[Saved data entries]
--- begin ---

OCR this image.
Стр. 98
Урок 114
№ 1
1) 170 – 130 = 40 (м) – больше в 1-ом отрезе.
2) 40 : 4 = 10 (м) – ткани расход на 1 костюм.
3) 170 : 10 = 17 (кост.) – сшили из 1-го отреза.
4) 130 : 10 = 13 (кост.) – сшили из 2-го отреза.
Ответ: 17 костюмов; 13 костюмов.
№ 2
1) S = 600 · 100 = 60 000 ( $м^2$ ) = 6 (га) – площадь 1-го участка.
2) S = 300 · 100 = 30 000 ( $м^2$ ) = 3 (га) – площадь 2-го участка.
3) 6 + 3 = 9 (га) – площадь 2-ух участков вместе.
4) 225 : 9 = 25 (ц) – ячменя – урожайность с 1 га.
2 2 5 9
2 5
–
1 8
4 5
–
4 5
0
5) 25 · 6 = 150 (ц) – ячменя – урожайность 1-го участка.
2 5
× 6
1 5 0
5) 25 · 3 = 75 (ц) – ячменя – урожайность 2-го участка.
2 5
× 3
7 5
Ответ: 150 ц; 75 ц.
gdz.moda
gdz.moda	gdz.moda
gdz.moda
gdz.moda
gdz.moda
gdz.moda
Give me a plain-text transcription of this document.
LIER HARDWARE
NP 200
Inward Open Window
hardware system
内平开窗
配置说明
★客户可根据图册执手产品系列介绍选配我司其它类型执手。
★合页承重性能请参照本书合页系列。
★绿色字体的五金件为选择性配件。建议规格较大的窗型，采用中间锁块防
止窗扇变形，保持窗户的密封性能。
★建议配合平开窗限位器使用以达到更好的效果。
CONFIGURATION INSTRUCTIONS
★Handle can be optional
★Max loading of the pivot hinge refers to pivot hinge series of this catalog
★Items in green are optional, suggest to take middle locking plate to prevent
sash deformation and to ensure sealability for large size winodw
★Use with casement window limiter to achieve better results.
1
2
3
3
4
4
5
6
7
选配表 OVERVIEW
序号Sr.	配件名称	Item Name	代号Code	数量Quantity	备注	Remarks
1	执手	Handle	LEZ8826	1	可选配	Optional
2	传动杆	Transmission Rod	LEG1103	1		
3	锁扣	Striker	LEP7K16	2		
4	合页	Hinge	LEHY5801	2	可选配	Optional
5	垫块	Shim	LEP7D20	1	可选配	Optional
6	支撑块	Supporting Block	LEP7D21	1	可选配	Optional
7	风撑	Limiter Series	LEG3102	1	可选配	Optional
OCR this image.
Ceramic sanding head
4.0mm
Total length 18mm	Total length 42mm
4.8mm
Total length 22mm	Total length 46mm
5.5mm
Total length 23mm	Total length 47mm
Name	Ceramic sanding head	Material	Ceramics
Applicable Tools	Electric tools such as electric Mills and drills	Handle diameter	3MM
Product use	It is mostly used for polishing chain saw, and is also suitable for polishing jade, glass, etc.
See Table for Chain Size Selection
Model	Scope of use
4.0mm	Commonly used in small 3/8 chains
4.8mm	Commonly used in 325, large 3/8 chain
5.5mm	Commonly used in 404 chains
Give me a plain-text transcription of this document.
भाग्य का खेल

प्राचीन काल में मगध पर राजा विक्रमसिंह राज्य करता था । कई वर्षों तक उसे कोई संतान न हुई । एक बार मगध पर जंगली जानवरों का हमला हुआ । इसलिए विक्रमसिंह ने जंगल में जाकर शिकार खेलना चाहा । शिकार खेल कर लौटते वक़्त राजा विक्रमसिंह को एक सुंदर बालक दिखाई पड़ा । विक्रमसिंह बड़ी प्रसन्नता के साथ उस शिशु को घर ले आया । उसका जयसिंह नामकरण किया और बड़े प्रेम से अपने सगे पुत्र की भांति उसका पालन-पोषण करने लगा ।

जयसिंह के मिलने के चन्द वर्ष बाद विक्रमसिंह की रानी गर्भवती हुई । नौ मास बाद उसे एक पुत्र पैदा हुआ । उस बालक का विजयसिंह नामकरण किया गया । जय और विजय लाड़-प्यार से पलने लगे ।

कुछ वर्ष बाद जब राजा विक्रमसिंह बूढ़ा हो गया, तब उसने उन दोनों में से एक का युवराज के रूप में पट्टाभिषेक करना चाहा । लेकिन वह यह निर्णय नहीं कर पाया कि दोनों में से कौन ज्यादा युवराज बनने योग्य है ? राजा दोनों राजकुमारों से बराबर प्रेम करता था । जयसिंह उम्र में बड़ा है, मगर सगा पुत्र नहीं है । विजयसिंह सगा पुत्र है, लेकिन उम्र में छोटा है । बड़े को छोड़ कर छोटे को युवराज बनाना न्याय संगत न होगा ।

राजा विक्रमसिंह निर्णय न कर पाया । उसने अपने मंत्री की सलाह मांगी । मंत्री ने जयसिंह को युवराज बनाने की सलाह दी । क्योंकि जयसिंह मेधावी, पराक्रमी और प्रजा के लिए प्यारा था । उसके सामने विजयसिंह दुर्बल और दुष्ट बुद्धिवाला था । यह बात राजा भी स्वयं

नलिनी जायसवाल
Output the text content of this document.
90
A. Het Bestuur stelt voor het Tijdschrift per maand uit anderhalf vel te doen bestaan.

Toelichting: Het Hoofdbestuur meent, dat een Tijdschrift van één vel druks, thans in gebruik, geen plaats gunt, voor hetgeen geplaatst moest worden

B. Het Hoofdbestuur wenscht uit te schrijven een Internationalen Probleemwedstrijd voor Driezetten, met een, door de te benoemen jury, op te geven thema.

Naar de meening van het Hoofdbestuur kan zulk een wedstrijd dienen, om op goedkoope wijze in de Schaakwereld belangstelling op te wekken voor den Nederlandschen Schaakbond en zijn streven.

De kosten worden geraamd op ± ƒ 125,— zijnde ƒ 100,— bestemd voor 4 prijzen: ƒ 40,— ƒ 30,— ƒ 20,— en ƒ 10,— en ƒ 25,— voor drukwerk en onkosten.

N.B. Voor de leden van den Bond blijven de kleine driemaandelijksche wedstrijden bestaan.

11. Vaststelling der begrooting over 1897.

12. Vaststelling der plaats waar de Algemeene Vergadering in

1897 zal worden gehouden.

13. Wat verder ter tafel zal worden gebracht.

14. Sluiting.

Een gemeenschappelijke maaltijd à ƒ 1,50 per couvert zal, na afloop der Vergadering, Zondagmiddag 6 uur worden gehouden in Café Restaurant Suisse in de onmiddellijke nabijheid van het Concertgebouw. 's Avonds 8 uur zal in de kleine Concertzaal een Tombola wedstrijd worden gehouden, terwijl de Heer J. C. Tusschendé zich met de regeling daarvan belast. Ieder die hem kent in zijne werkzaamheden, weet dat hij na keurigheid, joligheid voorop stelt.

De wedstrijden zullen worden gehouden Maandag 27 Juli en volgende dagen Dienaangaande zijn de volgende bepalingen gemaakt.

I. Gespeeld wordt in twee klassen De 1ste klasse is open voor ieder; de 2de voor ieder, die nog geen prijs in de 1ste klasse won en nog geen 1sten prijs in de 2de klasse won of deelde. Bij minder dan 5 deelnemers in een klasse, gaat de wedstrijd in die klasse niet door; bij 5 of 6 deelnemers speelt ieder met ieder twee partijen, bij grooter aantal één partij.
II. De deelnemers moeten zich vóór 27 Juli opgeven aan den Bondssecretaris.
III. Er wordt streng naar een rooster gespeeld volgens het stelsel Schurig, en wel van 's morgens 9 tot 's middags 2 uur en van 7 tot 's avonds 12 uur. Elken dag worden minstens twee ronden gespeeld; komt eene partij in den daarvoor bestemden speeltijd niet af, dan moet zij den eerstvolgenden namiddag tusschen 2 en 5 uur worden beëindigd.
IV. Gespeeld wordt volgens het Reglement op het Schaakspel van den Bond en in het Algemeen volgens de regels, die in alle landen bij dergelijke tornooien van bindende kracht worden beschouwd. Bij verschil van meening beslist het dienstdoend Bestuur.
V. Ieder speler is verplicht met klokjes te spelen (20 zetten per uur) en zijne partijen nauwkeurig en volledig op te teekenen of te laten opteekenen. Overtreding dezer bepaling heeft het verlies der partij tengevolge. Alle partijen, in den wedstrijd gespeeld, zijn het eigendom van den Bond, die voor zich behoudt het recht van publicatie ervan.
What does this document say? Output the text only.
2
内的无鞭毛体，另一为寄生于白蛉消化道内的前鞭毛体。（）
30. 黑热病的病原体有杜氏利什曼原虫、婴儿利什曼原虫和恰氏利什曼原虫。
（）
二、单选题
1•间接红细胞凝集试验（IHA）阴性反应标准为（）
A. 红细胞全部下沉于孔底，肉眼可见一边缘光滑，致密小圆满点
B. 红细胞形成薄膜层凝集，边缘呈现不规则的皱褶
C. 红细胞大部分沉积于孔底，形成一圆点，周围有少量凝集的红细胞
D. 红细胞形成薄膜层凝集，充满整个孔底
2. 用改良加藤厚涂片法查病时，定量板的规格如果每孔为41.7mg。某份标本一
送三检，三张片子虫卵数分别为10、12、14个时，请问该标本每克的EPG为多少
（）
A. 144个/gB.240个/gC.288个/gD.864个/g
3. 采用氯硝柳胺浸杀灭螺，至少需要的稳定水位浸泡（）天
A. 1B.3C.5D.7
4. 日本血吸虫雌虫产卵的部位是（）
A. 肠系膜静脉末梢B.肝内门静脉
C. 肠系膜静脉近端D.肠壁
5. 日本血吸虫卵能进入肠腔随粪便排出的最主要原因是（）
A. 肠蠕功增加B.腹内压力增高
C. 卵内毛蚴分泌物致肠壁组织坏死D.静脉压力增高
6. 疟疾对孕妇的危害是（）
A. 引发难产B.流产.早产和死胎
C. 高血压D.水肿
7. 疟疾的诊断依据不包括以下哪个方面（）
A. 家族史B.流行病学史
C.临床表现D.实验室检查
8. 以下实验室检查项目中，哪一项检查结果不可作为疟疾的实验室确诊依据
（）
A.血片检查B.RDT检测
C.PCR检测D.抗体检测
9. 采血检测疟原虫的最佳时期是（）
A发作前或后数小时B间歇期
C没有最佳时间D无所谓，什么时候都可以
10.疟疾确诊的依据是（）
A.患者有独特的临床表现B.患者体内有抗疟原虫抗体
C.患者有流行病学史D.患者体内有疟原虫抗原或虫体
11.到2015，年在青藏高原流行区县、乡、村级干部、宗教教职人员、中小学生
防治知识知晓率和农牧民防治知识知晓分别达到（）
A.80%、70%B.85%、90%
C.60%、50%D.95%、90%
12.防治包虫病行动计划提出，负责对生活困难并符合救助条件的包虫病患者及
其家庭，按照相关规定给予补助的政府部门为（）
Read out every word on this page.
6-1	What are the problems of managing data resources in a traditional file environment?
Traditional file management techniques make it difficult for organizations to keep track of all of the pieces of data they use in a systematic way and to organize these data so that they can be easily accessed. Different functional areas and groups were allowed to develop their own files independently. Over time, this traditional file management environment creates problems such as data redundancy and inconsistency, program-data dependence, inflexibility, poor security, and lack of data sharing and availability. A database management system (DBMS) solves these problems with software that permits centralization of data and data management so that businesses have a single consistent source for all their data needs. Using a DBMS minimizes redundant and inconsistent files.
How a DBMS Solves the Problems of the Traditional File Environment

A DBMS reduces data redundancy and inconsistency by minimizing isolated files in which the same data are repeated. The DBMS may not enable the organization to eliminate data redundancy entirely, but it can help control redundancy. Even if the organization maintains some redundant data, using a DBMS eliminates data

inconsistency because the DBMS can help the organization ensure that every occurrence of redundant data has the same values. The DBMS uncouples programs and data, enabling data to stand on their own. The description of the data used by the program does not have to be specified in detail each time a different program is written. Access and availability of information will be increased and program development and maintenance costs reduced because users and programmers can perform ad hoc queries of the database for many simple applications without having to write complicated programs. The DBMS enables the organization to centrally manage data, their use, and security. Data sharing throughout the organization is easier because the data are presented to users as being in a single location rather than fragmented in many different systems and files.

--- end ---

Problem to work on: Copy, from the material above, each line in which the string "program" occurs.

Result of this exercise:
Traditional file management techniques make it difficult for organizations to keep track of all of the pieces of data they use in a systematic way and to organize these data so that they can be easily accessed. Different functional areas and groups were allowed to develop their own files independently. Over time, this traditional file management environment creates problems such as data redundancy and inconsistency, program-data dependence, inflexibility, poor security, and lack of data sharing and availability. A database management system (DBMS) solves these problems with software that permits centralization of data and data management so that businesses have a single consistent source for all their data needs. Using a DBMS minimizes redundant and inconsistent files.
inconsistency because the DBMS can help the organization ensure that every occurrence of redundant data has the same values. The DBMS uncouples programs and data, enabling data to stand on their own. The description of the data used by the program does not have to be specified in detail each time a different program is written. Access and availability of information will be increased and program development and maintenance costs reduced because users and programmers can perform ad hoc queries of the database for many simple applications without having to write complicated programs. The DBMS enables the organization to centrally manage data, their use, and security. Data sharing throughout the organization is easier because the data are presented to users as being in a single location rather than fragmented in many different systems and files.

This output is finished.